> Collected data entries
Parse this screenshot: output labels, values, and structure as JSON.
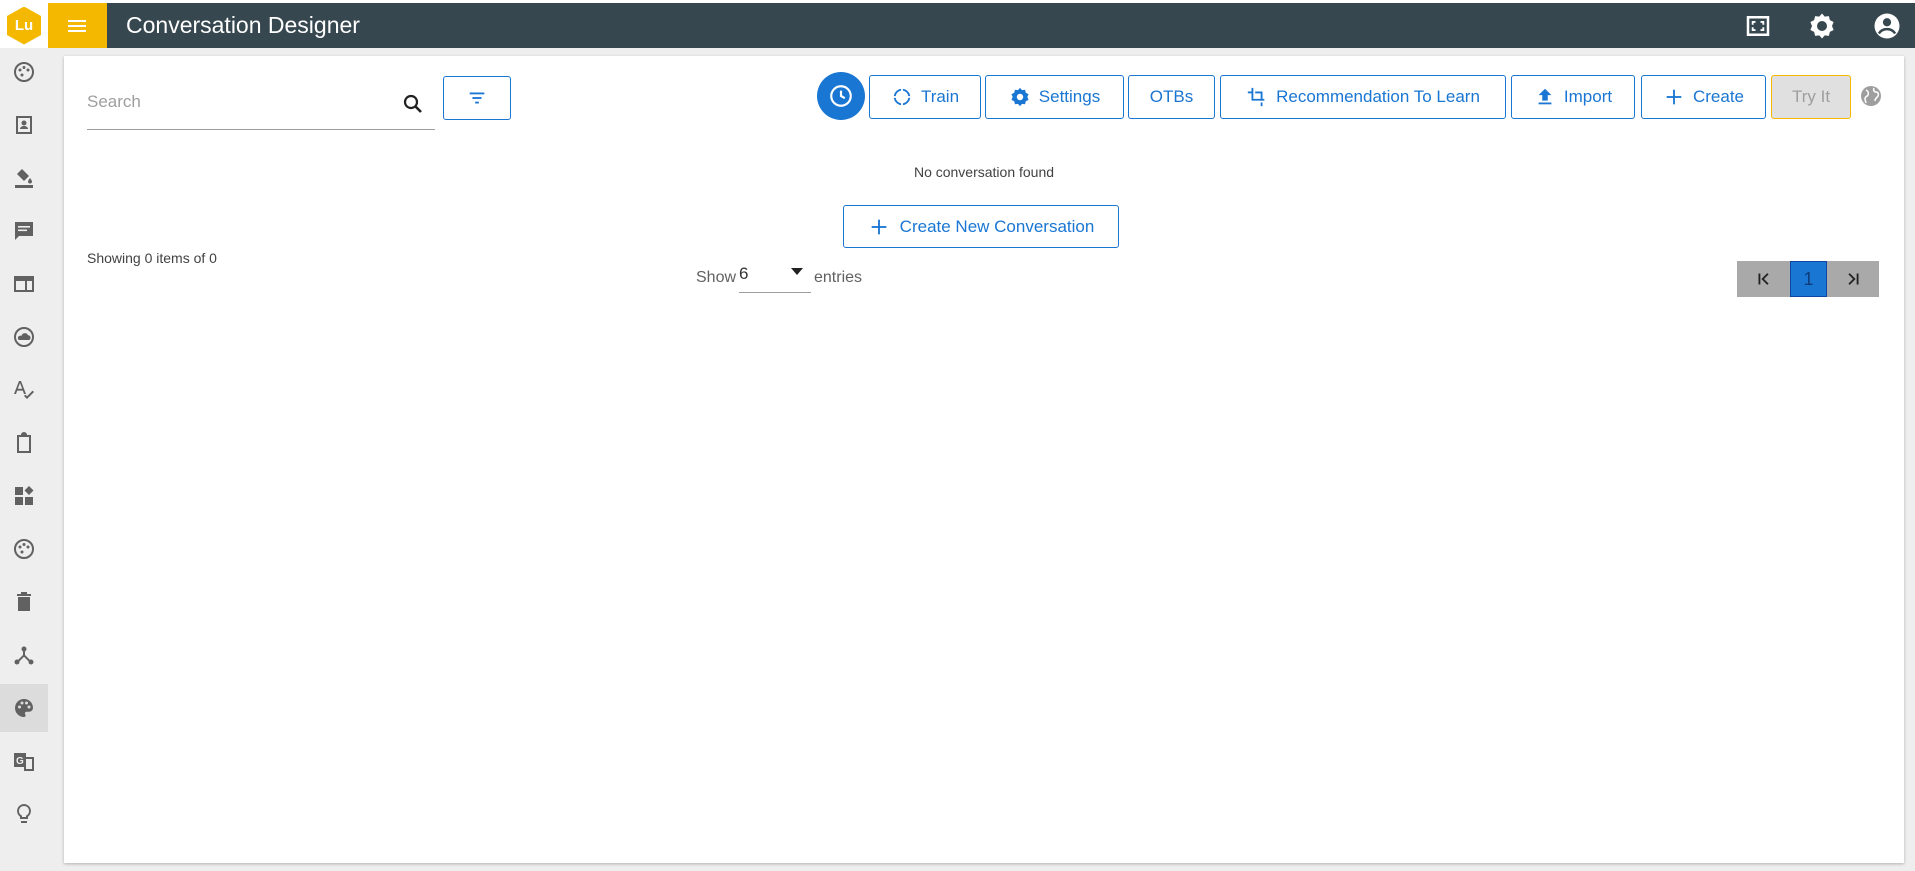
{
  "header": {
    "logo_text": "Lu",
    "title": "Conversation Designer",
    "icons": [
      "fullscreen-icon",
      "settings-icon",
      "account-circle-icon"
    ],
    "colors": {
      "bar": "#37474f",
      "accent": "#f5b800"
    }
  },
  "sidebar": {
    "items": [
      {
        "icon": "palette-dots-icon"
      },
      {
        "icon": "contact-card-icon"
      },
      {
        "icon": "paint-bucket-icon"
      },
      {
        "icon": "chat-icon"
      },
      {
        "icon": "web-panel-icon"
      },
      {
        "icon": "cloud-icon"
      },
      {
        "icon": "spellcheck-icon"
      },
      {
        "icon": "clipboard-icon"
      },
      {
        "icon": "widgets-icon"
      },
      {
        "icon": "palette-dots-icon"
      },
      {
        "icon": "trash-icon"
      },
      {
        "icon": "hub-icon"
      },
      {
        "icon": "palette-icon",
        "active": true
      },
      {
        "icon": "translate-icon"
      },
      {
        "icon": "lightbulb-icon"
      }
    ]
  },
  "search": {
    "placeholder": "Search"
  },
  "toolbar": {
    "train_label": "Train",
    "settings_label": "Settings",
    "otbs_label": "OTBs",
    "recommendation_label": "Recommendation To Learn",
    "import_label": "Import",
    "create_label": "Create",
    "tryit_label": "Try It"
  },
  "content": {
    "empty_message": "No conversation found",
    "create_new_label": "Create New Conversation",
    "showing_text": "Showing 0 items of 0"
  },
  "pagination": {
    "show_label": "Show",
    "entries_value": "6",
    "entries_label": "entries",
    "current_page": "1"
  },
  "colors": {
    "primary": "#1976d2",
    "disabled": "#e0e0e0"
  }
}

> The task
Extract the full listing exactly, with the pictures left out.

> Result
Parse this screenshot: output labels, values, and structure as JSON.
{
  "header": {
    "logo_text": "Lu",
    "title": "Conversation Designer",
    "icons": [
      "fullscreen-icon",
      "settings-icon",
      "account-circle-icon"
    ],
    "colors": {
      "bar": "#37474f",
      "accent": "#f5b800"
    }
  },
  "sidebar": {
    "items": [
      {
        "icon": "palette-dots-icon"
      },
      {
        "icon": "contact-card-icon"
      },
      {
        "icon": "paint-bucket-icon"
      },
      {
        "icon": "chat-icon"
      },
      {
        "icon": "web-panel-icon"
      },
      {
        "icon": "cloud-icon"
      },
      {
        "icon": "spellcheck-icon"
      },
      {
        "icon": "clipboard-icon"
      },
      {
        "icon": "widgets-icon"
      },
      {
        "icon": "palette-dots-icon"
      },
      {
        "icon": "trash-icon"
      },
      {
        "icon": "hub-icon"
      },
      {
        "icon": "palette-icon",
        "active": true
      },
      {
        "icon": "translate-icon"
      },
      {
        "icon": "lightbulb-icon"
      }
    ]
  },
  "search": {
    "placeholder": "Search"
  },
  "toolbar": {
    "train_label": "Train",
    "settings_label": "Settings",
    "otbs_label": "OTBs",
    "recommendation_label": "Recommendation To Learn",
    "import_label": "Import",
    "create_label": "Create",
    "tryit_label": "Try It"
  },
  "content": {
    "empty_message": "No conversation found",
    "create_new_label": "Create New Conversation",
    "showing_text": "Showing 0 items of 0"
  },
  "pagination": {
    "show_label": "Show",
    "entries_value": "6",
    "entries_label": "entries",
    "current_page": "1"
  },
  "colors": {
    "primary": "#1976d2",
    "disabled": "#e0e0e0"
  }
}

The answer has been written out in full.